[Start Exercise inputs]
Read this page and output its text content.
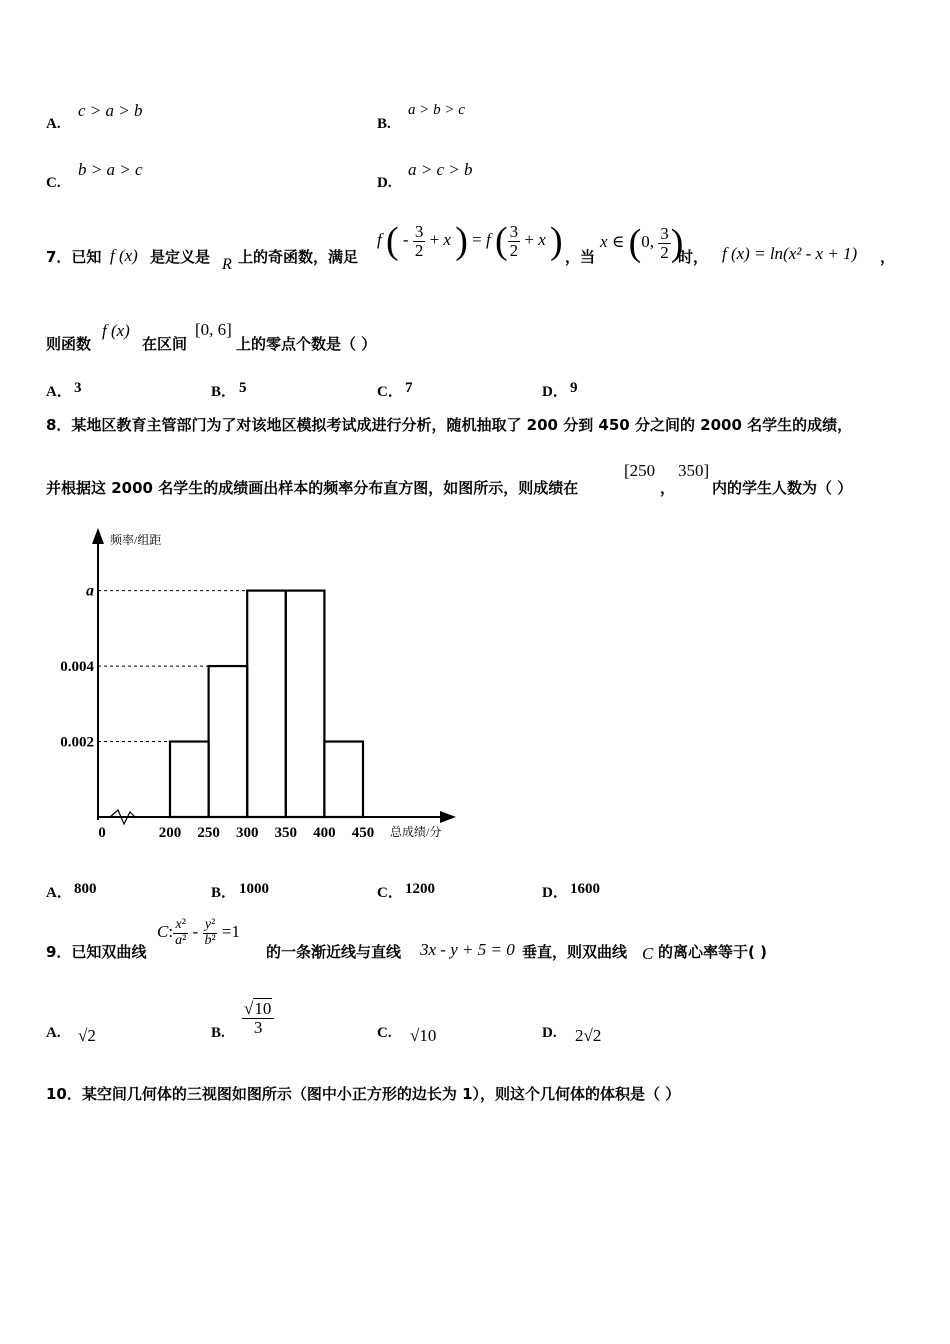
A.
c > a > b
B.
a > b > c
C.
b > a > c
D.
a > c > b
7．已知 f (x) 是定义是 R 上的奇函数，满足
f ( - $\frac{3}{2} + x$ ) = f ( $\frac{3}{2} + x$ ) ，当
x ∈ (0, $\frac{3}{2}$ )
时， f (x) = ln(x² - x + 1) ，
则函数
f (x)
在区间
[0, 6]
上的零点个数是（ ）
A． 3	B． 5	C． 7	D． 9
8．某地区教育主管部门为了对该地区模拟考试成进行分析，随机抽取了 200 分到 450 分之间的 2000 名学生的成绩，
并根据这 2000 名学生的成绩画出样本的频率分布直方图，如图所示，则成绩在
[250
，
350]
内的学生人数为（ ）
频率/组距
总成绩/分
0
0.002
0.004
a
200 250 300 350 400 450
A． 800	B． 1000	C． 1200	D． 1600
9．已知双曲线
C: $\frac{\text{x²}}{\text{a²}} - \frac{\text{y²}}{\text{b²}} =1$
的一条渐近线与直线 3x - y + 5 = 0 垂直，则双曲线 C 的离心率等于( )
A. √2	B. $\frac{√10}{3}$	C. √10	D. 2√2
10．某空间几何体的三视图如图所示（图中小正方形的边长为 1），则这个几何体的体积是（ ）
[End Exercise inputs]
- _Written request_:
The records above are to be restated exactly, without their pictures.

- _Written solution_:
Read this page and output its text content.
A.
c > a > b
B.
a > b > c
C.
b > a > c
D.
a > c > b
7．已知 f (x) 是定义是 R 上的奇函数，满足
f ( - $\frac{3}{2} + x$ ) = f ( $\frac{3}{2} + x$ ) ，当
x ∈ (0, $\frac{3}{2}$ )
时， f (x) = ln(x² - x + 1) ，
则函数
f (x)
在区间
[0, 6]
上的零点个数是（ ）
A． 3	B． 5	C． 7	D． 9
8．某地区教育主管部门为了对该地区模拟考试成进行分析，随机抽取了 200 分到 450 分之间的 2000 名学生的成绩，
并根据这 2000 名学生的成绩画出样本的频率分布直方图，如图所示，则成绩在
[250
，
350]
内的学生人数为（ ）
频率/组距
总成绩/分
0
0.002
0.004
a
200 250 300 350 400 450
A． 800	B． 1000	C． 1200	D． 1600
9．已知双曲线
C: $\frac{\text{x²}}{\text{a²}} - \frac{\text{y²}}{\text{b²}} =1$
的一条渐近线与直线 3x - y + 5 = 0 垂直，则双曲线 C 的离心率等于( )
A. √2	B. $\frac{√10}{3}$	C. √10	D. 2√2
10．某空间几何体的三视图如图所示（图中小正方形的边长为 1），则这个几何体的体积是（ ）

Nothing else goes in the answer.